__Written instruction__: Search the material below for the string "BLACK" and list each line that holds it.
--- BEGIN Extracted entries ---
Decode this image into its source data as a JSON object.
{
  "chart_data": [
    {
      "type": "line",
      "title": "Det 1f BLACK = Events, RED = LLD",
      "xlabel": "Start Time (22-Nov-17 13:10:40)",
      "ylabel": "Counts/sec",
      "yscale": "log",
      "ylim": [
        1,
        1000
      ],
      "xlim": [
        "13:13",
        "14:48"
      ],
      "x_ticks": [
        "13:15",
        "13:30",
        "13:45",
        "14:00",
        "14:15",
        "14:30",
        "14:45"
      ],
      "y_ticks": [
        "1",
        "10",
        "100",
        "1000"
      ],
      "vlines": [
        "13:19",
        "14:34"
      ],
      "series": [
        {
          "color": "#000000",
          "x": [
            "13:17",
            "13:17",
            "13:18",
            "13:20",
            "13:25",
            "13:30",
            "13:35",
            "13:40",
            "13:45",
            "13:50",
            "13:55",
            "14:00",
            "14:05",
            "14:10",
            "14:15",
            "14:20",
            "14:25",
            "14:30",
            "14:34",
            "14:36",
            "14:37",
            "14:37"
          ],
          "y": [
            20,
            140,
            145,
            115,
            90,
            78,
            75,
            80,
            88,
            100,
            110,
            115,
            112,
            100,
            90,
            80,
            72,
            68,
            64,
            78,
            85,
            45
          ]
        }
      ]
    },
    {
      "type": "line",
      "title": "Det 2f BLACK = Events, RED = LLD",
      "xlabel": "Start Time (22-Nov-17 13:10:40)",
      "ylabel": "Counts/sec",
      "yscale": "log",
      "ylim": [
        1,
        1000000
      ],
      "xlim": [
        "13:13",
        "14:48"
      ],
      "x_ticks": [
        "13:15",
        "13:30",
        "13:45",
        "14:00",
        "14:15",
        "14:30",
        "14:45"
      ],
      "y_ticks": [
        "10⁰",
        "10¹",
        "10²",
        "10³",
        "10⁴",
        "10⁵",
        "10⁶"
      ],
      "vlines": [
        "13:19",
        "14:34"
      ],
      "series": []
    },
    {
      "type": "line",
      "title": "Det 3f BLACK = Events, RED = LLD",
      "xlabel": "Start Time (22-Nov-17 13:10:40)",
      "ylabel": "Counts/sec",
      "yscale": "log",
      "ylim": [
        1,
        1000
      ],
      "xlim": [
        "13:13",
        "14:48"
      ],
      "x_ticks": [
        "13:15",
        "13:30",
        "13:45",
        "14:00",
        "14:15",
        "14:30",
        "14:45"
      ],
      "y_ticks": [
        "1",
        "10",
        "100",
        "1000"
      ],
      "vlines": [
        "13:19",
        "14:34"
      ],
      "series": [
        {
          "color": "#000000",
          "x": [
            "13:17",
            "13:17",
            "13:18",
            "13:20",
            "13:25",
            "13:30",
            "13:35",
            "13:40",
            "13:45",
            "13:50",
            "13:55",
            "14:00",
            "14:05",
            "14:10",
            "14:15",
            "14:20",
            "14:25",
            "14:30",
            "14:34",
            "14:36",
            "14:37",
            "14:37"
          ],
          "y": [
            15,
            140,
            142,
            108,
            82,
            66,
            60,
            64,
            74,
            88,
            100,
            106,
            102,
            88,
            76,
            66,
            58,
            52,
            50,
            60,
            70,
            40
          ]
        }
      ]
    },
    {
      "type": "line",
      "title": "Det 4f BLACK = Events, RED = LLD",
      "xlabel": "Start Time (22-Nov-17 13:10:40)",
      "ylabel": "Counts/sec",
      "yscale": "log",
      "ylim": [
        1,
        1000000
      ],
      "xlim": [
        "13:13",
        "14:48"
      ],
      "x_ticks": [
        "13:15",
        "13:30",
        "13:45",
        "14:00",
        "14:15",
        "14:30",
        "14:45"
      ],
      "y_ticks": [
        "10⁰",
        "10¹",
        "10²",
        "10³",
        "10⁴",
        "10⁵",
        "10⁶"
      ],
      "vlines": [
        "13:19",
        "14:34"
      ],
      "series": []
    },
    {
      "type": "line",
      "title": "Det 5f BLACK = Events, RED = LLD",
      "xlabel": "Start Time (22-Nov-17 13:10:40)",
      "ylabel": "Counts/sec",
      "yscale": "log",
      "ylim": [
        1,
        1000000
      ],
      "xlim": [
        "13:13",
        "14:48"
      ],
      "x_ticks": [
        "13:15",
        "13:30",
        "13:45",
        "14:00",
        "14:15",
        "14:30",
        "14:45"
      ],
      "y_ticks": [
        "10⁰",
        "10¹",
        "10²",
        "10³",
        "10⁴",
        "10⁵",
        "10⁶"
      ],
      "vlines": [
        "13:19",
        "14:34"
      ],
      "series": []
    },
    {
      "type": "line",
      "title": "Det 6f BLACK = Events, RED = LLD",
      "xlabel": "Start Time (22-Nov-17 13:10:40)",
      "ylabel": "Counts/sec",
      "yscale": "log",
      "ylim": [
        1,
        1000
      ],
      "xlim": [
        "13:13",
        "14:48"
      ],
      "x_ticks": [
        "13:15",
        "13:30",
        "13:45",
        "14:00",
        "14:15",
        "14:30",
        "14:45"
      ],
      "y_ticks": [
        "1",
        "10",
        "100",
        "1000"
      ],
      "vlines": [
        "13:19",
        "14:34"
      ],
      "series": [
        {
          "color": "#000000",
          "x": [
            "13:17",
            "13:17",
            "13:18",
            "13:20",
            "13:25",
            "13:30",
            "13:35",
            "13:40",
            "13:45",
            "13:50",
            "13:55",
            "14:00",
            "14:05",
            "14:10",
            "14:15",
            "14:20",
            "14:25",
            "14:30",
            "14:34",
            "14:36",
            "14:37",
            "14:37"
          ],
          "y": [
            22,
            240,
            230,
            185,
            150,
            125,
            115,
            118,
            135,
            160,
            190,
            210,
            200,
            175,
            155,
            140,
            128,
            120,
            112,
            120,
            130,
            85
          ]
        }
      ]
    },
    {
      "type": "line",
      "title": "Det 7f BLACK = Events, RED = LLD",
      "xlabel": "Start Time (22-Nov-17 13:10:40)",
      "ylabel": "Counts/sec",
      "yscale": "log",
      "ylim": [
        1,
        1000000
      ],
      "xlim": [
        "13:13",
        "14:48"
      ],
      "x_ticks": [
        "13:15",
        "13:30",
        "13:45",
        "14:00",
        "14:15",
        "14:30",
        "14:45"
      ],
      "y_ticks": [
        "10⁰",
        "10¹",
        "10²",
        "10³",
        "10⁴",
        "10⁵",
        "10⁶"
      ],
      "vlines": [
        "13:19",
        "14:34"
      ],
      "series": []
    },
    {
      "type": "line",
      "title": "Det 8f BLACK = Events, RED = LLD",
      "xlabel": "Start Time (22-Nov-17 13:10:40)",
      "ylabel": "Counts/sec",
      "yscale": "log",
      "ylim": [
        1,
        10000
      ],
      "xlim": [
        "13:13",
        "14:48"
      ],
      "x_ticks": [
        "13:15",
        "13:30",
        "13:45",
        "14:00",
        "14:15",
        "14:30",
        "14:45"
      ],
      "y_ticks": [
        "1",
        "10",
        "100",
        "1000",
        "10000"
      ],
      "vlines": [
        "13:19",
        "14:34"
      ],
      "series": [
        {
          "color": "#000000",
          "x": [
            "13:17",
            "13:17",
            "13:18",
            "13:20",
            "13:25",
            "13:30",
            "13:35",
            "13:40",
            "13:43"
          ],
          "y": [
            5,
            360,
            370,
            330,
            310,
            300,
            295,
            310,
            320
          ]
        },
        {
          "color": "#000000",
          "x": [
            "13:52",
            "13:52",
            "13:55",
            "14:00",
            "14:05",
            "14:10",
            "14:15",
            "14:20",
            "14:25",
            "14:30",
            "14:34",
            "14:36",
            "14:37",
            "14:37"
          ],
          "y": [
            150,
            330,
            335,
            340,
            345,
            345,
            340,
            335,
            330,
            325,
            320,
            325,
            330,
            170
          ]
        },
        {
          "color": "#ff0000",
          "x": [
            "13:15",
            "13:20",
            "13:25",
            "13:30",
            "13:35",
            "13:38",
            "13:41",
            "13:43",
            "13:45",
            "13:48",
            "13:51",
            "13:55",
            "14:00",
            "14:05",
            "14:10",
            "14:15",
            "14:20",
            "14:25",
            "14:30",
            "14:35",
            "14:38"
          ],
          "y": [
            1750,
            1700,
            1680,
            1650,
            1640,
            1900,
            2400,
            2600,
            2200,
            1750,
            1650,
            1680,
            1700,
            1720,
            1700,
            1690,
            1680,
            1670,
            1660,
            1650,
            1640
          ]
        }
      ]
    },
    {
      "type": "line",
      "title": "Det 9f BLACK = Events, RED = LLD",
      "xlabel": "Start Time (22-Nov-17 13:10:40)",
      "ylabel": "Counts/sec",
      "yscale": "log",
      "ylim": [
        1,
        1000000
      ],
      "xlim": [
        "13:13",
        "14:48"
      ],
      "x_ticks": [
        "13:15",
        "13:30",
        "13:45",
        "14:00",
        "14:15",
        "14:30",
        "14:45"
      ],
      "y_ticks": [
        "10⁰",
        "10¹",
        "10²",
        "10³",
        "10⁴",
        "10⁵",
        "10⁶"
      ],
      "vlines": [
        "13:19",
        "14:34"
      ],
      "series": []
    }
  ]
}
--- END Extracted entries ---
__Solved exercise__:
      "title": "Det 1f BLACK = Events, RED = LLD",
      "title": "Det 2f BLACK = Events, RED = LLD",
      "title": "Det 3f BLACK = Events, RED = LLD",
      "title": "Det 4f BLACK = Events, RED = LLD",
      "title": "Det 5f BLACK = Events, RED = LLD",
      "title": "Det 6f BLACK = Events, RED = LLD",
      "title": "Det 7f BLACK = Events, RED = LLD",
      "title": "Det 8f BLACK = Events, RED = LLD",
      "title": "Det 9f BLACK = Events, RED = LLD",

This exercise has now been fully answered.